§ Task objective: Wherever the string "Tagln" appears in a line of the listing below, report that line.
************
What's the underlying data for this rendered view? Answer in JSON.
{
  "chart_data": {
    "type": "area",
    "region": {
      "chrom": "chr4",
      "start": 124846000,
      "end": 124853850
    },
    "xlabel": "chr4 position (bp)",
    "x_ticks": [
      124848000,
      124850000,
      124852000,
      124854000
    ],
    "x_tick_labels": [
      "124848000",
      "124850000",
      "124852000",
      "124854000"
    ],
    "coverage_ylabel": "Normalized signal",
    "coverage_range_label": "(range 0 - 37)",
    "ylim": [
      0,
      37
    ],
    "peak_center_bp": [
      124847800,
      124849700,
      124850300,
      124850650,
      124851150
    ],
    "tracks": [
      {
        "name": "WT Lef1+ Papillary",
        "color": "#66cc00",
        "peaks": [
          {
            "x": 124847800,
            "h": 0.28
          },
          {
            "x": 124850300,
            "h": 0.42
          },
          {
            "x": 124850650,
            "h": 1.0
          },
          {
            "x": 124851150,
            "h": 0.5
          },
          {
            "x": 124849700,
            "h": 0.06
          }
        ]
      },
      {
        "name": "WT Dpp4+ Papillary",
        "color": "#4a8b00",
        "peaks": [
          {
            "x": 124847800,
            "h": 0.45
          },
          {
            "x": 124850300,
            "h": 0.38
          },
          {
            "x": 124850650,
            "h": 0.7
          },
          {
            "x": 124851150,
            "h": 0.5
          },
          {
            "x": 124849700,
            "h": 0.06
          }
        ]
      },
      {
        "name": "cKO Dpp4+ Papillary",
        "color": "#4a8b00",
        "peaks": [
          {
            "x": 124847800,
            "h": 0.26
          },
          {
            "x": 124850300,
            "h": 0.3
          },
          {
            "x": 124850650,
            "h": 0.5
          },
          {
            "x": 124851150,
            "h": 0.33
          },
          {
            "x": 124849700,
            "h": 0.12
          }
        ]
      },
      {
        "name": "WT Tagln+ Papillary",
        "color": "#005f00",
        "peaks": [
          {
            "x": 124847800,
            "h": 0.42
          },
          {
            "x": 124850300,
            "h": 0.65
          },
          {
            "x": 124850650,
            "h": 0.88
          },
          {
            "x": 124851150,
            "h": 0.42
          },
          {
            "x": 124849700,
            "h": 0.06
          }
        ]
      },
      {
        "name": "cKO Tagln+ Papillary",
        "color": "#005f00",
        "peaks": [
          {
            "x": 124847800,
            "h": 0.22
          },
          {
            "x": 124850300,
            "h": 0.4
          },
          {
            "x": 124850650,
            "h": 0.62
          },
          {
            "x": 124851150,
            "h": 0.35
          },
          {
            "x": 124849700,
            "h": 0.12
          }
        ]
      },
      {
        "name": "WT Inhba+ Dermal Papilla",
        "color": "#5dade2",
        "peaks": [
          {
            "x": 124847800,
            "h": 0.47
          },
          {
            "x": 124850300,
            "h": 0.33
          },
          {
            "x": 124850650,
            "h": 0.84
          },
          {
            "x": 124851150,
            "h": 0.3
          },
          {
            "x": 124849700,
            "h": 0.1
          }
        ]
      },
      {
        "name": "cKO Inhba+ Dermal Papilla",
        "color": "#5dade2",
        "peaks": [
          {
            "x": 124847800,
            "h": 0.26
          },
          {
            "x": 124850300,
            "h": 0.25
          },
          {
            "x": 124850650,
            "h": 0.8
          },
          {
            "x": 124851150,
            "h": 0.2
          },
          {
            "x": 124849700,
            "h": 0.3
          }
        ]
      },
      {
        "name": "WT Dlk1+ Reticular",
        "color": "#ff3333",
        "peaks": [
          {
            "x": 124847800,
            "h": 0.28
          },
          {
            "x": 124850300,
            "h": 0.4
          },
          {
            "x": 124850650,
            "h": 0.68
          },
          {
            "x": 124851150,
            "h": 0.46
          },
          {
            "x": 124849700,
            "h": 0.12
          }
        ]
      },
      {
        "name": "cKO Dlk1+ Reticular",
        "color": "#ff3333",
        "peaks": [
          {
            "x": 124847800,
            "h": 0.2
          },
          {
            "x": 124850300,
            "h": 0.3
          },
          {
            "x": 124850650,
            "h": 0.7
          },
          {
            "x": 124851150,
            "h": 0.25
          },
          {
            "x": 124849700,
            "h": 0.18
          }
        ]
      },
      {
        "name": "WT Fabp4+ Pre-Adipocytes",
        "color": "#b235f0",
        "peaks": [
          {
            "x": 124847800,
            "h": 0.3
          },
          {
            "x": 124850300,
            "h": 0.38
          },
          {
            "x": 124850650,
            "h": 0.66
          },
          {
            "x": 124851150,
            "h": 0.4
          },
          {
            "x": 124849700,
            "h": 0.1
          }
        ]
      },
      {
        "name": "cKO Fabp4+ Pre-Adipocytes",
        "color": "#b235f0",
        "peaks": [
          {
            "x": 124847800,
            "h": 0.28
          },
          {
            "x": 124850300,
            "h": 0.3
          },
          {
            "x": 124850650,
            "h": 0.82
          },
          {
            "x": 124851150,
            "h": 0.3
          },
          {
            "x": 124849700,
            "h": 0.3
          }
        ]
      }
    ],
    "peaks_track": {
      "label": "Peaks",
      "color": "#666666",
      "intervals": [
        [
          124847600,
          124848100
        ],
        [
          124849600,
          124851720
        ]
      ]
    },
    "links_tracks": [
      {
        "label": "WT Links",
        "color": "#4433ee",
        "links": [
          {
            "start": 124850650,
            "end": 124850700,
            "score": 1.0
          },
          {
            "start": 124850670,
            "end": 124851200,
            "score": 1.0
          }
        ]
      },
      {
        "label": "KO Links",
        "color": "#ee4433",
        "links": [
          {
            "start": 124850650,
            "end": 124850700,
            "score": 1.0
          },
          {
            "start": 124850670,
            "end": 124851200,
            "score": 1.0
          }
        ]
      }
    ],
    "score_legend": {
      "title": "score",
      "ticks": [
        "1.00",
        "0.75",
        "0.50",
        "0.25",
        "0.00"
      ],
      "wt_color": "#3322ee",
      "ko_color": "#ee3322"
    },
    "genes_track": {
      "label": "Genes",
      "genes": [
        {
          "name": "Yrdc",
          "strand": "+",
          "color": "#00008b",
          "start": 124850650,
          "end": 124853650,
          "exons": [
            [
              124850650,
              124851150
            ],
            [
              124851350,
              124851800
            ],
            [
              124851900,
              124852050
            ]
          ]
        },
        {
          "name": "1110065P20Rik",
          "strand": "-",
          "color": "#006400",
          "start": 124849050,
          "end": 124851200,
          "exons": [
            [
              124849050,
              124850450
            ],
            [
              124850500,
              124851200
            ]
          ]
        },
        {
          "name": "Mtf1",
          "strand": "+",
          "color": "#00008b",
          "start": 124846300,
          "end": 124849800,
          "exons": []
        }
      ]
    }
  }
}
************
§ Written solution:
        "name": "WT Tagln+ Papillary",
        "name": "cKO Tagln+ Papillary",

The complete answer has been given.